WHAT NEEDS TO BE DONE:
Could you pull out the rows from the first one up to and including the line with "square-5八: 龍 bbox=[209, 535, 251, 579]", and reproduce them word for word?

LISTED RECORDS:
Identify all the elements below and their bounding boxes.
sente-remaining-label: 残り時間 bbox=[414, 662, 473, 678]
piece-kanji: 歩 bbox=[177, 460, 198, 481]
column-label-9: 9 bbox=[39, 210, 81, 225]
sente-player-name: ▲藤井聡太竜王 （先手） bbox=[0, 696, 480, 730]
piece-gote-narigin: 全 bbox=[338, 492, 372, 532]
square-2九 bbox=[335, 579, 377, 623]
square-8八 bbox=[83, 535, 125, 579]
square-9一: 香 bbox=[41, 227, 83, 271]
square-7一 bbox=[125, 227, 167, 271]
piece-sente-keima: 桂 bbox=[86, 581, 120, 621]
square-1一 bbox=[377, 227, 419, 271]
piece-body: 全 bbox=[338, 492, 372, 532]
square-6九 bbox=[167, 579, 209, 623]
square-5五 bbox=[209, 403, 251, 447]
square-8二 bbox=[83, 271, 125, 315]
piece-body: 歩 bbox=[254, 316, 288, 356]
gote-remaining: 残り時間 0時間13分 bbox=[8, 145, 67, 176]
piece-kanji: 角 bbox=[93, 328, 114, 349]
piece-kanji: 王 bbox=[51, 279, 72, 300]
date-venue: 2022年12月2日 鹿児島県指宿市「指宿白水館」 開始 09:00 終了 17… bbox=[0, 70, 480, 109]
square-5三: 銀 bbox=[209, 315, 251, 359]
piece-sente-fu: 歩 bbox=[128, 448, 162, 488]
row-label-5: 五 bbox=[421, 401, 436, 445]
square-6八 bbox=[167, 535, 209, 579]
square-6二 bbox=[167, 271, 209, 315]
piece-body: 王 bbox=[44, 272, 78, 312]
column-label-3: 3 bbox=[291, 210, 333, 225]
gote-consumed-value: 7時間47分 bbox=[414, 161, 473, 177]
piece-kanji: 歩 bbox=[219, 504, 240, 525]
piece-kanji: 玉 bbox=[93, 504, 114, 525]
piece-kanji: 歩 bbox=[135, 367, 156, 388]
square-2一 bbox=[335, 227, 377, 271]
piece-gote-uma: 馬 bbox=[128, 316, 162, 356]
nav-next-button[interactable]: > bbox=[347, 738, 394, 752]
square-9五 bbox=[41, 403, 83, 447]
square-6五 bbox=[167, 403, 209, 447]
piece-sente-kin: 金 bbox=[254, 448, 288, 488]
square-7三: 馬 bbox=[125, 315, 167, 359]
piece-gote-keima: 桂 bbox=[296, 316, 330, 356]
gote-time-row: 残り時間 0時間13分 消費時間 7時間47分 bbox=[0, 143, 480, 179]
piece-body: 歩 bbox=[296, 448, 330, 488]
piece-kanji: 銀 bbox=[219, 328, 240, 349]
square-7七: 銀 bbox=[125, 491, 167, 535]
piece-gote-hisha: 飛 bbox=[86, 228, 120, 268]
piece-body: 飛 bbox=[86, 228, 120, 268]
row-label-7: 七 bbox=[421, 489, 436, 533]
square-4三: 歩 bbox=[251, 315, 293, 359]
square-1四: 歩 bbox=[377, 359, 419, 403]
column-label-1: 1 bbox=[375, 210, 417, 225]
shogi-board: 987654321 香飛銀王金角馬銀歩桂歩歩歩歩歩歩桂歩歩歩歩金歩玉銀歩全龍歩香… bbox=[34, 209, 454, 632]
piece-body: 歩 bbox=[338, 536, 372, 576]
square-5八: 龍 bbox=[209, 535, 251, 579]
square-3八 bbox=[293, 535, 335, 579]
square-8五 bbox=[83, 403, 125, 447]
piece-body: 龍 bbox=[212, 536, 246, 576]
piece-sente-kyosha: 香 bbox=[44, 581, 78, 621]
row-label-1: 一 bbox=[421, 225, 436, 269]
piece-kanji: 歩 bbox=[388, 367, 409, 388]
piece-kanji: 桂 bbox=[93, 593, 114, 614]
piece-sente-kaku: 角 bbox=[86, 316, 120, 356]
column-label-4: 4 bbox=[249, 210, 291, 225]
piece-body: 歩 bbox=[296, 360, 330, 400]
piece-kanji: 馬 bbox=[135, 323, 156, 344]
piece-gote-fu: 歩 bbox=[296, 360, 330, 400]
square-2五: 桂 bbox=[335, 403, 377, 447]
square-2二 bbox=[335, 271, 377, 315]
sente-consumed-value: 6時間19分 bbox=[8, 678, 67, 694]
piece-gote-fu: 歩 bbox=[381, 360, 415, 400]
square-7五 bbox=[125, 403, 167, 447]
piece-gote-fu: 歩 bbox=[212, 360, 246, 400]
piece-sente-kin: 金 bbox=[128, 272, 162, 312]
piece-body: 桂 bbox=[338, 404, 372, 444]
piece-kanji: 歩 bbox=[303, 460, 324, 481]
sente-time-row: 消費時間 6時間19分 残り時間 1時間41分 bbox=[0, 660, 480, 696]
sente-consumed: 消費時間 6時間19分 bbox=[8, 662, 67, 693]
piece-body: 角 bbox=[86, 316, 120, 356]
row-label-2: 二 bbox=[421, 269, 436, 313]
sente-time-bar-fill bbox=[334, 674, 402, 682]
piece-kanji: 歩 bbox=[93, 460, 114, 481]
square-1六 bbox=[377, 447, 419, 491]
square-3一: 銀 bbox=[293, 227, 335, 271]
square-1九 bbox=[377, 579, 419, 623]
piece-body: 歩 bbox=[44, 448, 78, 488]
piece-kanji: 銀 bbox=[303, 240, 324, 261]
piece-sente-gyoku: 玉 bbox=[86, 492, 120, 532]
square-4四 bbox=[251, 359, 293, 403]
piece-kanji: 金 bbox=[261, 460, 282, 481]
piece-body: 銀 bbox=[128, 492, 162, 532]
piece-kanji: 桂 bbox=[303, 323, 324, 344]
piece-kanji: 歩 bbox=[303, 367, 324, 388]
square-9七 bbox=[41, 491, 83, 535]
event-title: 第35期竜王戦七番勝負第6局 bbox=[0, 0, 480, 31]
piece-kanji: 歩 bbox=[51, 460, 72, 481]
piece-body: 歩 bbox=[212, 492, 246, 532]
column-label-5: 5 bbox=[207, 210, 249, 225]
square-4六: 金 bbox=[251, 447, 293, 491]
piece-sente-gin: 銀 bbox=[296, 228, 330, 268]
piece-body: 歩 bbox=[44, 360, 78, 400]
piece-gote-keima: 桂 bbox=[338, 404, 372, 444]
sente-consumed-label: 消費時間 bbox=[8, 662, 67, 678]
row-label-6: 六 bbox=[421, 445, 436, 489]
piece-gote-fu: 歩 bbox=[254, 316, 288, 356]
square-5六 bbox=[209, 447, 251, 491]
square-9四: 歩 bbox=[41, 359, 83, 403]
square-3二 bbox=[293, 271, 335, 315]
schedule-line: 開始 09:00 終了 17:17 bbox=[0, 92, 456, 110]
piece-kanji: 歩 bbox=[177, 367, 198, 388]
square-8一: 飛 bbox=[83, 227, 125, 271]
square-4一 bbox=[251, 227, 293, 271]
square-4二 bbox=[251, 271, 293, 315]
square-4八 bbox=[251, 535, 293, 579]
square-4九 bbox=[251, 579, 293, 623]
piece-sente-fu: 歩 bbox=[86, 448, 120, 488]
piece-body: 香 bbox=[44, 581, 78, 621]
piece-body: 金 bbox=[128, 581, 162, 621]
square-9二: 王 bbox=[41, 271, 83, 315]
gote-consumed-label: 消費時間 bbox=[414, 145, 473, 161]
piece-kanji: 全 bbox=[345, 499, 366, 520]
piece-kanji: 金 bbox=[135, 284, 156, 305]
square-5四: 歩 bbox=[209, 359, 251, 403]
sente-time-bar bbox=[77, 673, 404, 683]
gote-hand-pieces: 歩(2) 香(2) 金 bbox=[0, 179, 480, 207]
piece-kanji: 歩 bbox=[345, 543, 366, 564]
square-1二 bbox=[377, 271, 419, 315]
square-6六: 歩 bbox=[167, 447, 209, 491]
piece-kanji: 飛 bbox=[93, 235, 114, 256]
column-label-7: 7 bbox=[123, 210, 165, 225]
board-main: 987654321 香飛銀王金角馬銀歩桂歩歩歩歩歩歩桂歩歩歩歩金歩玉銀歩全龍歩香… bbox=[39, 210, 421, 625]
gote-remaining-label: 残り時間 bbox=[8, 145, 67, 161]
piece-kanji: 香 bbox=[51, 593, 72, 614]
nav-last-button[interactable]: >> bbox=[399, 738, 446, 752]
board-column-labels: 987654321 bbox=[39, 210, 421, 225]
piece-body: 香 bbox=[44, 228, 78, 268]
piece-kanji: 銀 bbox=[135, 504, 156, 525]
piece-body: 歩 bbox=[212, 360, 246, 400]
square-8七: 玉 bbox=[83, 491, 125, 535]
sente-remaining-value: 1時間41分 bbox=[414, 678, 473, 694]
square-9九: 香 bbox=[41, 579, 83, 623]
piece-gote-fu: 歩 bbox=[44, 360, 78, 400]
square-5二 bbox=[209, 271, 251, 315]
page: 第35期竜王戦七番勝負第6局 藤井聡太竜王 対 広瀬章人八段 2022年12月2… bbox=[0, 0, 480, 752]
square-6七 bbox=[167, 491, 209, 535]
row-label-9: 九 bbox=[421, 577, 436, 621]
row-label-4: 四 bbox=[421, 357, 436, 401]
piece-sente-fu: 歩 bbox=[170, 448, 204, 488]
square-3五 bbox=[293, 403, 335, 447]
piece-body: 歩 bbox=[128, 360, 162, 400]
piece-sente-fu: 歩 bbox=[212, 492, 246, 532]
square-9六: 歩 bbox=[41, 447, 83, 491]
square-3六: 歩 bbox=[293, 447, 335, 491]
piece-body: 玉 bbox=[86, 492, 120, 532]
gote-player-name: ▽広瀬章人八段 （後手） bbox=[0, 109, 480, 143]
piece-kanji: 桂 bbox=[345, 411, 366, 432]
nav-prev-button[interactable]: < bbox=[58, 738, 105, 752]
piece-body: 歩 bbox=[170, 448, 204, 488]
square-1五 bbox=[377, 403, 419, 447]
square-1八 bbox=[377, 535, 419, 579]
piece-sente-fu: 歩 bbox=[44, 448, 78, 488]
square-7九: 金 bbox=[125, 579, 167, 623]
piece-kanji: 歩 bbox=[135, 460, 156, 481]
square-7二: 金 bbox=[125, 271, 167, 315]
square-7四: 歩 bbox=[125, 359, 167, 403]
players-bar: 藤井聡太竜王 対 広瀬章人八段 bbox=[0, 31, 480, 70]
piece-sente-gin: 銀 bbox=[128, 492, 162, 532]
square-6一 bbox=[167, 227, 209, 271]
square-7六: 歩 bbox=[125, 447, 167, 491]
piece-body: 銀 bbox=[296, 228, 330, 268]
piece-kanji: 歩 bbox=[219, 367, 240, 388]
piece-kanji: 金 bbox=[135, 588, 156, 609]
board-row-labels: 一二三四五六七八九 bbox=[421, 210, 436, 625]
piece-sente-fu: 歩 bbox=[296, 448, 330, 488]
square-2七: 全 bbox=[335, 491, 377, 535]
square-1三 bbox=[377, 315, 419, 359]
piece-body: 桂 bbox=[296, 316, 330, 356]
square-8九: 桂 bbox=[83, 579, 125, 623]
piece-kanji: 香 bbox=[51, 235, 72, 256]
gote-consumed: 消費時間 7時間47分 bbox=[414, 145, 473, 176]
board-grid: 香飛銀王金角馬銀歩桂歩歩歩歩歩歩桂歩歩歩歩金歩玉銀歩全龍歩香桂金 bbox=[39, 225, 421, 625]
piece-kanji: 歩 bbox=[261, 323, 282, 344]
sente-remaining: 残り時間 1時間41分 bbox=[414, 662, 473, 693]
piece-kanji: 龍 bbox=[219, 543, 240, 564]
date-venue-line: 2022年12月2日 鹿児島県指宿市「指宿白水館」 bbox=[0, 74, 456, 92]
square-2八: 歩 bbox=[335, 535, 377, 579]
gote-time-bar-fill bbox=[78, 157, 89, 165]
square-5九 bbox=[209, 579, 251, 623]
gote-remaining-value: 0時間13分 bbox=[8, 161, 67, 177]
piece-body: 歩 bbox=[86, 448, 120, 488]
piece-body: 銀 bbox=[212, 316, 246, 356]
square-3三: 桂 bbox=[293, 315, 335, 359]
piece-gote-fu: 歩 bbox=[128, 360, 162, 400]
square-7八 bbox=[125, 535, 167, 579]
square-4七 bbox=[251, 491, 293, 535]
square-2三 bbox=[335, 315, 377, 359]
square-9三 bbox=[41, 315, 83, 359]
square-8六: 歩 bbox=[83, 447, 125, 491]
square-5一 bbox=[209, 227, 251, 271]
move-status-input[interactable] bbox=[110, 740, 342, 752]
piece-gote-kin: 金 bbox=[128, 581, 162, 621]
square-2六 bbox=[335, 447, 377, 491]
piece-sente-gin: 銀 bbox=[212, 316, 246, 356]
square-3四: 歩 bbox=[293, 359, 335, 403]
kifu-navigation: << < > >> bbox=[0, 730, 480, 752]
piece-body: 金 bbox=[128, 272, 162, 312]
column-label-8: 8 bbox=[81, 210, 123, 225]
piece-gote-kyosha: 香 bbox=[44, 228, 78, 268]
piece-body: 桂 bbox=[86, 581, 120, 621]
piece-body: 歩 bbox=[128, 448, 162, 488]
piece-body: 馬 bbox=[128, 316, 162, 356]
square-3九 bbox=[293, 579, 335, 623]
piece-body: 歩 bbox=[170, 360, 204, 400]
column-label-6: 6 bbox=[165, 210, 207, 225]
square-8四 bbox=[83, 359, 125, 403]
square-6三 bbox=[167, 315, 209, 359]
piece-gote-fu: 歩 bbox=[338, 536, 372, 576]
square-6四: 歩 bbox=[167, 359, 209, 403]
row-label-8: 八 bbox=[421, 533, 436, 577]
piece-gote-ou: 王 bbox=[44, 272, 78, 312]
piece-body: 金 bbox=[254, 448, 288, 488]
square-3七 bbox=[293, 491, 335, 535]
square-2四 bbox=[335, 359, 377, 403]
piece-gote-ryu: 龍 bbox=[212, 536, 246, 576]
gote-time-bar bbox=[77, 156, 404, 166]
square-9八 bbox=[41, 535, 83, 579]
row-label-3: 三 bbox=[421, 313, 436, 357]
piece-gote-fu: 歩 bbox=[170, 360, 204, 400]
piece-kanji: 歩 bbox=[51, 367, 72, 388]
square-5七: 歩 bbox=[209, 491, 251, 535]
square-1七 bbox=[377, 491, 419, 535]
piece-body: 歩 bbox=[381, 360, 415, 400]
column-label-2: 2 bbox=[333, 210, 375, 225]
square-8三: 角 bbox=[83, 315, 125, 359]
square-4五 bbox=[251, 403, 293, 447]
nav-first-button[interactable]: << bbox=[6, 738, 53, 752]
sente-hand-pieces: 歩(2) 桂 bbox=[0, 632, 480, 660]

RESPONSE TO THE EXERCISE:
Identify all the elements below and their bounding boxes.
sente-remaining-label: 残り時間 bbox=[414, 662, 473, 678]
piece-kanji: 歩 bbox=[177, 460, 198, 481]
column-label-9: 9 bbox=[39, 210, 81, 225]
sente-player-name: ▲藤井聡太竜王 （先手） bbox=[0, 696, 480, 730]
piece-gote-narigin: 全 bbox=[338, 492, 372, 532]
square-2九 bbox=[335, 579, 377, 623]
square-8八 bbox=[83, 535, 125, 579]
square-9一: 香 bbox=[41, 227, 83, 271]
square-7一 bbox=[125, 227, 167, 271]
piece-sente-keima: 桂 bbox=[86, 581, 120, 621]
square-1一 bbox=[377, 227, 419, 271]
piece-body: 全 bbox=[338, 492, 372, 532]
square-6九 bbox=[167, 579, 209, 623]
square-5五 bbox=[209, 403, 251, 447]
square-8二 bbox=[83, 271, 125, 315]
piece-body: 歩 bbox=[254, 316, 288, 356]
gote-remaining: 残り時間 0時間13分 bbox=[8, 145, 67, 176]
piece-kanji: 角 bbox=[93, 328, 114, 349]
piece-kanji: 王 bbox=[51, 279, 72, 300]
date-venue: 2022年12月2日 鹿児島県指宿市「指宿白水館」 開始 09:00 終了 17… bbox=[0, 70, 480, 109]
square-5三: 銀 bbox=[209, 315, 251, 359]
piece-sente-fu: 歩 bbox=[128, 448, 162, 488]
row-label-5: 五 bbox=[421, 401, 436, 445]
square-6八 bbox=[167, 535, 209, 579]
square-6二 bbox=[167, 271, 209, 315]
piece-body: 王 bbox=[44, 272, 78, 312]
column-label-3: 3 bbox=[291, 210, 333, 225]
gote-consumed-value: 7時間47分 bbox=[414, 161, 473, 177]
piece-kanji: 歩 bbox=[219, 504, 240, 525]
piece-kanji: 玉 bbox=[93, 504, 114, 525]
piece-kanji: 歩 bbox=[135, 367, 156, 388]
square-2一 bbox=[335, 227, 377, 271]
piece-gote-uma: 馬 bbox=[128, 316, 162, 356]
nav-next-button[interactable]: > bbox=[347, 738, 394, 752]
square-9五 bbox=[41, 403, 83, 447]
square-6五 bbox=[167, 403, 209, 447]
piece-sente-kin: 金 bbox=[254, 448, 288, 488]
square-7三: 馬 bbox=[125, 315, 167, 359]
piece-gote-keima: 桂 bbox=[296, 316, 330, 356]
gote-time-row: 残り時間 0時間13分 消費時間 7時間47分 bbox=[0, 143, 480, 179]
piece-body: 歩 bbox=[296, 448, 330, 488]
piece-kanji: 銀 bbox=[219, 328, 240, 349]
square-7七: 銀 bbox=[125, 491, 167, 535]
piece-gote-hisha: 飛 bbox=[86, 228, 120, 268]
piece-body: 飛 bbox=[86, 228, 120, 268]
row-label-7: 七 bbox=[421, 489, 436, 533]
square-4三: 歩 bbox=[251, 315, 293, 359]
square-1四: 歩 bbox=[377, 359, 419, 403]
column-label-1: 1 bbox=[375, 210, 417, 225]
shogi-board: 987654321 香飛銀王金角馬銀歩桂歩歩歩歩歩歩桂歩歩歩歩金歩玉銀歩全龍歩香… bbox=[34, 209, 454, 632]
piece-body: 歩 bbox=[338, 536, 372, 576]
square-5八: 龍 bbox=[209, 535, 251, 579]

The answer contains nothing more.